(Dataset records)

▬▬▬▬▬▬▬▬▬▬

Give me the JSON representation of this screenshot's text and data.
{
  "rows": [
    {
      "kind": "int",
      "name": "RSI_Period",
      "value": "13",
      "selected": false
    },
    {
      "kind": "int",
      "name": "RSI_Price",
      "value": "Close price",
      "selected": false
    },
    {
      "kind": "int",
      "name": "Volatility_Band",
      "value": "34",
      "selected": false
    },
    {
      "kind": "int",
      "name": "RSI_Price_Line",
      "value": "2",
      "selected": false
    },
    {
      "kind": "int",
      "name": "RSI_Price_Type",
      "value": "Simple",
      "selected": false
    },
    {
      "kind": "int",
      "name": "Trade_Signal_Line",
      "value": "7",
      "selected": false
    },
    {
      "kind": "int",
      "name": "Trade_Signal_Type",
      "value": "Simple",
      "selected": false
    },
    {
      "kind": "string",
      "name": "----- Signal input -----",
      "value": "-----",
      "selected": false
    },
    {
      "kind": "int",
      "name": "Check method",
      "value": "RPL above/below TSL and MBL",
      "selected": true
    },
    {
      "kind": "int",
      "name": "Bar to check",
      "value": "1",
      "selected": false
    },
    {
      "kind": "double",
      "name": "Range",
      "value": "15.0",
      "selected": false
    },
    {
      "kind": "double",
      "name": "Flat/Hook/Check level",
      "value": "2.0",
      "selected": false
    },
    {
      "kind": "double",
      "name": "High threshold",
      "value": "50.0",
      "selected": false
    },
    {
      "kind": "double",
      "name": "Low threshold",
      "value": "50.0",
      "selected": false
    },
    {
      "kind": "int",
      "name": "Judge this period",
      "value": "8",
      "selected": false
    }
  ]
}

▬▬▬▬▬▬▬▬▬▬

#### TASK TO CARRY OUT:
Count up the lines in the listing that hold the word "this", and give that number only.

#### FINAL RESULT:
2